▶ Problem to solve
Transcribe every entry word for word, but skip the images.

====== The records

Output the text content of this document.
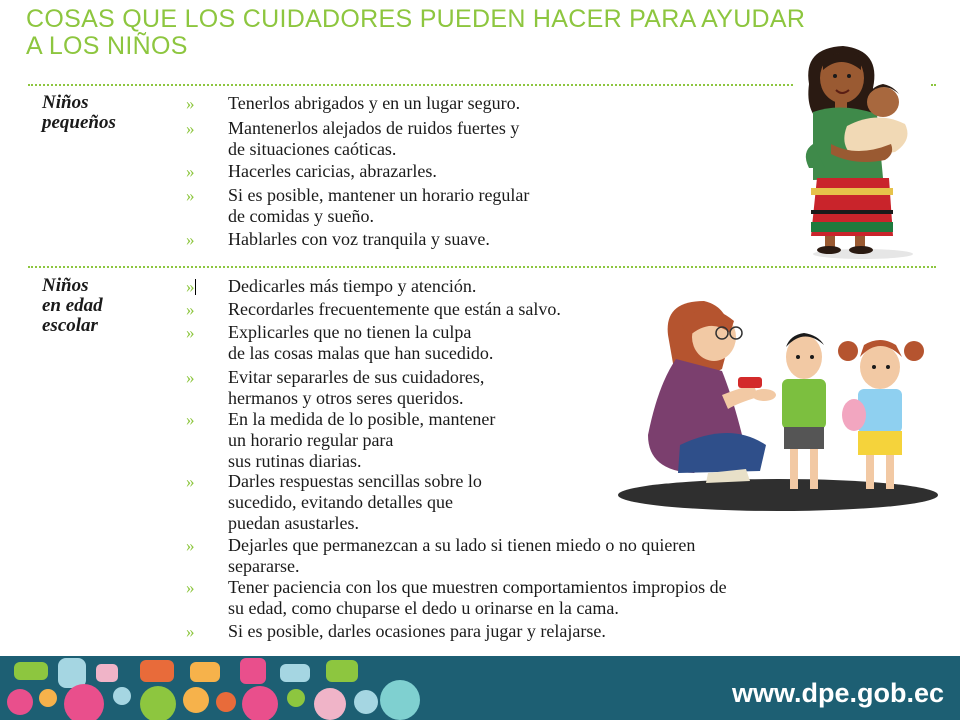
COSAS QUE LOS CUIDADORES PUEDEN HACER PARA AYUDAR
A LOS NIÑOS
Niños
pequeños
» Tenerlos abrigados y en un lugar seguro.
» Mantenerlos alejados de ruidos fuertes y
de situaciones caóticas.
» Hacerles caricias, abrazarles.
» Si es posible, mantener un horario regular
de comidas y sueño.
» Hablarles con voz tranquila y suave.
Niños
en edad
escolar
» Dedicarles más tiempo y atención.
» Recordarles frecuentemente que están a salvo.
» Explicarles que no tienen la culpa
de las cosas malas que han sucedido.
» Evitar separarles de sus cuidadores,
hermanos y otros seres queridos.
» En la medida de lo posible, mantener
un horario regular para
sus rutinas diarias.
» Darles respuestas sencillas sobre lo
sucedido, evitando detalles que
puedan asustarles.
» Dejarles que permanezcan a su lado si tienen miedo o no quieren
separarse.
» Tener paciencia con los que muestren comportamientos impropios de
su edad, como chuparse el dedo u orinarse en la cama.
» Si es posible, darles ocasiones para jugar y relajarse.
www.dpe.gob.ec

============

▶ Problem solution
Output the text content of this document.
COSAS QUE LOS CUIDADORES PUEDEN HACER PARA AYUDAR
A LOS NIÑOS
Niños
pequeños
» Tenerlos abrigados y en un lugar seguro.
» Mantenerlos alejados de ruidos fuertes y
de situaciones caóticas.
» Hacerles caricias, abrazarles.
» Si es posible, mantener un horario regular
de comidas y sueño.
» Hablarles con voz tranquila y suave.
Niños
en edad
escolar
» Dedicarles más tiempo y atención.
» Recordarles frecuentemente que están a salvo.
» Explicarles que no tienen la culpa
de las cosas malas que han sucedido.
» Evitar separarles de sus cuidadores,
hermanos y otros seres queridos.
» En la medida de lo posible, mantener
un horario regular para
sus rutinas diarias.
» Darles respuestas sencillas sobre lo
sucedido, evitando detalles que
puedan asustarles.
» Dejarles que permanezcan a su lado si tienen miedo o no quieren
separarse.
» Tener paciencia con los que muestren comportamientos impropios de
su edad, como chuparse el dedo u orinarse en la cama.
» Si es posible, darles ocasiones para jugar y relajarse.
www.dpe.gob.ec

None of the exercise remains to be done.